* **Stored rows**
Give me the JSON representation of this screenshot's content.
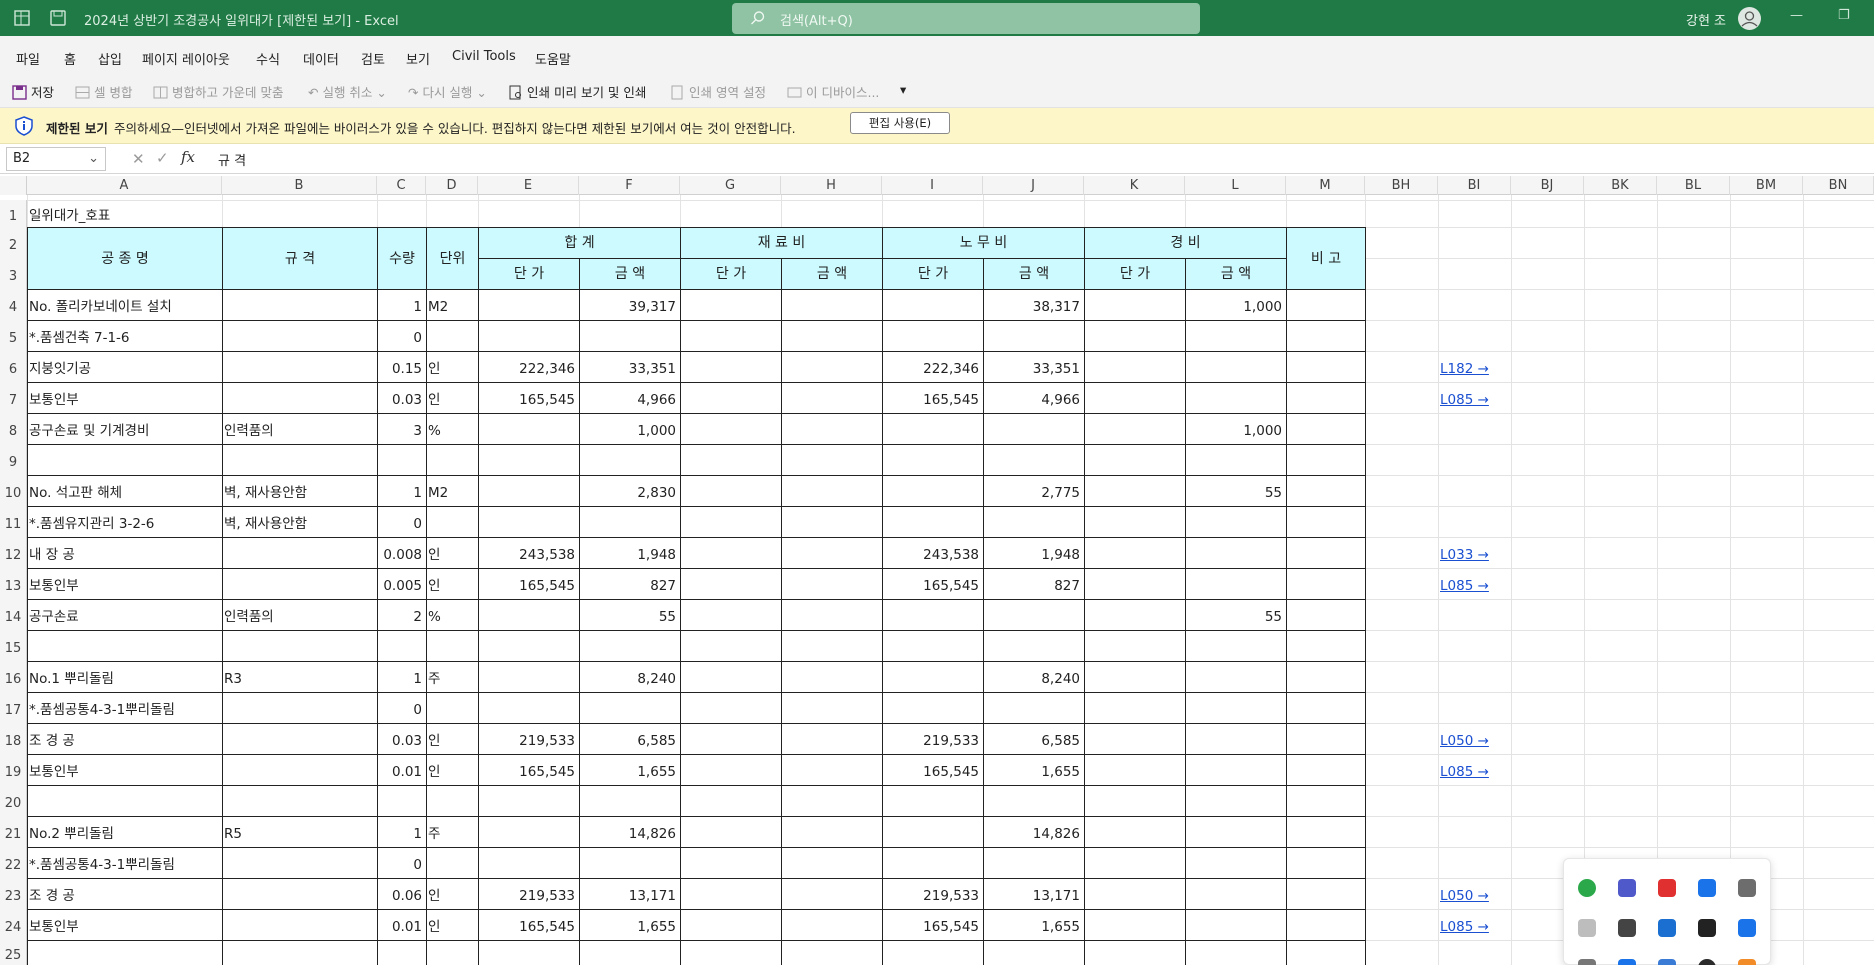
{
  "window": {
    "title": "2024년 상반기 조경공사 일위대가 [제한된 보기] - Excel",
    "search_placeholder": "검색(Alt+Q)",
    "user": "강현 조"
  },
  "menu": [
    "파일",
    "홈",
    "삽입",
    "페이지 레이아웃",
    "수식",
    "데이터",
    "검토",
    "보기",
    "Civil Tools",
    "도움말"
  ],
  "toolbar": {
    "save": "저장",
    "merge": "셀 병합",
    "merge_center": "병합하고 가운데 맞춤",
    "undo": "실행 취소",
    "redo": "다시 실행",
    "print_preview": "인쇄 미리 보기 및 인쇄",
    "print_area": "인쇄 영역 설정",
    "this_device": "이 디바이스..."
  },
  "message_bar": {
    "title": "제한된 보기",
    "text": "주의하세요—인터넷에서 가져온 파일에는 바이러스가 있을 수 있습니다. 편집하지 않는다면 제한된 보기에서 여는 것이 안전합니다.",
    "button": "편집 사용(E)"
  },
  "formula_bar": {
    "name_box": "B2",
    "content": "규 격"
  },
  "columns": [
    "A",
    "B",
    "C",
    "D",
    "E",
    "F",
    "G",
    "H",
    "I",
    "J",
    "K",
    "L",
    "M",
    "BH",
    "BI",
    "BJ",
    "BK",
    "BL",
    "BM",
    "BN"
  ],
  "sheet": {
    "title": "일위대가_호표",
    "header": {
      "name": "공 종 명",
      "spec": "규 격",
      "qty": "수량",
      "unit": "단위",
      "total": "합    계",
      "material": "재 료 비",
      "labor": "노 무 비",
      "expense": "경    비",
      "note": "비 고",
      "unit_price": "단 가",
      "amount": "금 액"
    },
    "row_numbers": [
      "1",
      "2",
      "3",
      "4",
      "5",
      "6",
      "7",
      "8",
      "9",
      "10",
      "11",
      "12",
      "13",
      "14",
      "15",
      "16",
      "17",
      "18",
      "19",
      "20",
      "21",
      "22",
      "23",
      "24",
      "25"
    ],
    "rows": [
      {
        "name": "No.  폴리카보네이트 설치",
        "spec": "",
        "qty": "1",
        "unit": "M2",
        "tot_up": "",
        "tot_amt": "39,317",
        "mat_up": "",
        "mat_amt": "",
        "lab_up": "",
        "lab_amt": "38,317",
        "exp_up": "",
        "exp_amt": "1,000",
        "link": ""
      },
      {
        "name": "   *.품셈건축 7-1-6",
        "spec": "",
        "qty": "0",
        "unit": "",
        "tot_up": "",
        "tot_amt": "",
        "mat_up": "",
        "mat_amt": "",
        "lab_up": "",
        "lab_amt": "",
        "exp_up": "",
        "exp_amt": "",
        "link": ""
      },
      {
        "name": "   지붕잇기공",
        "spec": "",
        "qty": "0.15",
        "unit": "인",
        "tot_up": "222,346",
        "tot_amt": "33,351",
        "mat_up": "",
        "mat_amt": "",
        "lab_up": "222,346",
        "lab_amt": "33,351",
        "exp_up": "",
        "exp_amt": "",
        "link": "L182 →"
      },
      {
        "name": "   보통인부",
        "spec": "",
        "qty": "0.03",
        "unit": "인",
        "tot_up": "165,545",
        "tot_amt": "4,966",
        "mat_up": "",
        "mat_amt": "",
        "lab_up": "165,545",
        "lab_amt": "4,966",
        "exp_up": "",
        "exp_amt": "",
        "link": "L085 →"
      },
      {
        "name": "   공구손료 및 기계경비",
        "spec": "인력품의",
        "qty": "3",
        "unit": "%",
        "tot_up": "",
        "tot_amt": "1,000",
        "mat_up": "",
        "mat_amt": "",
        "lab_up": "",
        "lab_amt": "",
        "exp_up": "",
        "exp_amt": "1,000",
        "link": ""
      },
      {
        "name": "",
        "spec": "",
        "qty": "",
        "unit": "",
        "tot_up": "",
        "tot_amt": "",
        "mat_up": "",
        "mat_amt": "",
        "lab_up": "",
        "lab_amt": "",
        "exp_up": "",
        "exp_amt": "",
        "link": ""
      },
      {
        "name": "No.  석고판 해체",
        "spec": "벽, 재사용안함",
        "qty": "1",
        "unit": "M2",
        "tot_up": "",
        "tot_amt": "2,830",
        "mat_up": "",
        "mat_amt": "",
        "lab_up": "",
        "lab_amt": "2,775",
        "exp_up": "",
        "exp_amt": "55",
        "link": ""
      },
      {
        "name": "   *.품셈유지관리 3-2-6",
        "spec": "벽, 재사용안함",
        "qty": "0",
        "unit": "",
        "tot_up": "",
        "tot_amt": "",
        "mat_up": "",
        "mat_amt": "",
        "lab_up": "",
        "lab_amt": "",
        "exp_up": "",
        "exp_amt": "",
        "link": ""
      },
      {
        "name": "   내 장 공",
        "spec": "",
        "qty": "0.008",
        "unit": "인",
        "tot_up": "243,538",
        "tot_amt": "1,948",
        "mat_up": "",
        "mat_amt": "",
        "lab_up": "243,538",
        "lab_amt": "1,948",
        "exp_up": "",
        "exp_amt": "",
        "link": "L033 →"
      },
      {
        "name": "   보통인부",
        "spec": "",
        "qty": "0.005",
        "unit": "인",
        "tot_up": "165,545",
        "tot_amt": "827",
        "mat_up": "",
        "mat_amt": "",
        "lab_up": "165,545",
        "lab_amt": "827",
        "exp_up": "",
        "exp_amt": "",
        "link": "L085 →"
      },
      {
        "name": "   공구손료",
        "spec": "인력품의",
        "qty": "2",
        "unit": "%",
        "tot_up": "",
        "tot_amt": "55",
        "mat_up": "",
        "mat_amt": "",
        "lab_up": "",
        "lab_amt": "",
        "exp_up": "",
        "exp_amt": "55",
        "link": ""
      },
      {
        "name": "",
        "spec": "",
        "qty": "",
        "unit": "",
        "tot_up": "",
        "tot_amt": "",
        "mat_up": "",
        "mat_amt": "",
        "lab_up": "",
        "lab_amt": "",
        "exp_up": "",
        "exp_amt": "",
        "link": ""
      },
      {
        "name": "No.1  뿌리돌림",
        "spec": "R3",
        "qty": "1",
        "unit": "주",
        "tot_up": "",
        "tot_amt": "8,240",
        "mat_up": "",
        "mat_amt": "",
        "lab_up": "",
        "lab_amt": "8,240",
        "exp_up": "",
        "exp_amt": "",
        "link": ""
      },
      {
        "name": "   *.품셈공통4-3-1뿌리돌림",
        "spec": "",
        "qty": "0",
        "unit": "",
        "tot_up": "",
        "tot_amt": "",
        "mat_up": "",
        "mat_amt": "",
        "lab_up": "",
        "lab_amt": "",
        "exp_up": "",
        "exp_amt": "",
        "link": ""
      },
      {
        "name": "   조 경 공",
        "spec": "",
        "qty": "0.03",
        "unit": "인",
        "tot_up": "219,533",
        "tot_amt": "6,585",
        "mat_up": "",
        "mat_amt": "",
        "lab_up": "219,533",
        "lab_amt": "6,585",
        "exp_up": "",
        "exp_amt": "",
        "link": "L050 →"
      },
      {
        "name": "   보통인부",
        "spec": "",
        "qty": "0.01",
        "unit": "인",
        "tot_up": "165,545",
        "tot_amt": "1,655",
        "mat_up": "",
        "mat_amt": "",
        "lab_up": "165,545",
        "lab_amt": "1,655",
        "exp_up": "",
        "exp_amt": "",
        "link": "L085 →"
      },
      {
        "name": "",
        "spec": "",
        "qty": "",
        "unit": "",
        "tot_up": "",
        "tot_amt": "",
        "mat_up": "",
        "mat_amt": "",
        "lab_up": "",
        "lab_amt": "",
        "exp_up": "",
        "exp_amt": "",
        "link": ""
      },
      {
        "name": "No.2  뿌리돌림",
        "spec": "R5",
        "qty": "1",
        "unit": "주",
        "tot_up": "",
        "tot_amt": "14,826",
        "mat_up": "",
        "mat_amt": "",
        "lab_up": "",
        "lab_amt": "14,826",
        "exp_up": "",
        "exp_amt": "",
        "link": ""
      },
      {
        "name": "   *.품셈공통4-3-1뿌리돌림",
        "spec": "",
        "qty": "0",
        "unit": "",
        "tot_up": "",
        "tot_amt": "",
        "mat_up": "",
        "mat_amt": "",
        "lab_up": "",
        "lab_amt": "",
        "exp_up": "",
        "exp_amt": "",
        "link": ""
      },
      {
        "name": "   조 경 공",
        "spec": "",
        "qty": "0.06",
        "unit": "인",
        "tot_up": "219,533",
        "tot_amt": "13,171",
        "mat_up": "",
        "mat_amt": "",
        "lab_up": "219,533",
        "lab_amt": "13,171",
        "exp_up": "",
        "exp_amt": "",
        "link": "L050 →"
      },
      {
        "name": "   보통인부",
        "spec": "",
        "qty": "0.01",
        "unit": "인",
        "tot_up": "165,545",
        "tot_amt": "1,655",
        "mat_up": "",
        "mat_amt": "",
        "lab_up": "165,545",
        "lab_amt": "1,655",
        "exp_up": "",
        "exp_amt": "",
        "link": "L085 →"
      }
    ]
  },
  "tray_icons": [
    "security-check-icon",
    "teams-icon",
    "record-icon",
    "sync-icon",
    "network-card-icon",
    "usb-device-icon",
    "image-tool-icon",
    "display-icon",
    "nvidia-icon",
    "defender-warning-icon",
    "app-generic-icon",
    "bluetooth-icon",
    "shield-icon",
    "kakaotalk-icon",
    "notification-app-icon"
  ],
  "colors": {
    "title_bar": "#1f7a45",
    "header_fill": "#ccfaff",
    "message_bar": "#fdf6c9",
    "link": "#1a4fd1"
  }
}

* **Task instructions**
Check each line of the records for "content" and copy the ones that contain it.

* **Response**
Give me the JSON representation of this screenshot's content.
    "content": "규 격"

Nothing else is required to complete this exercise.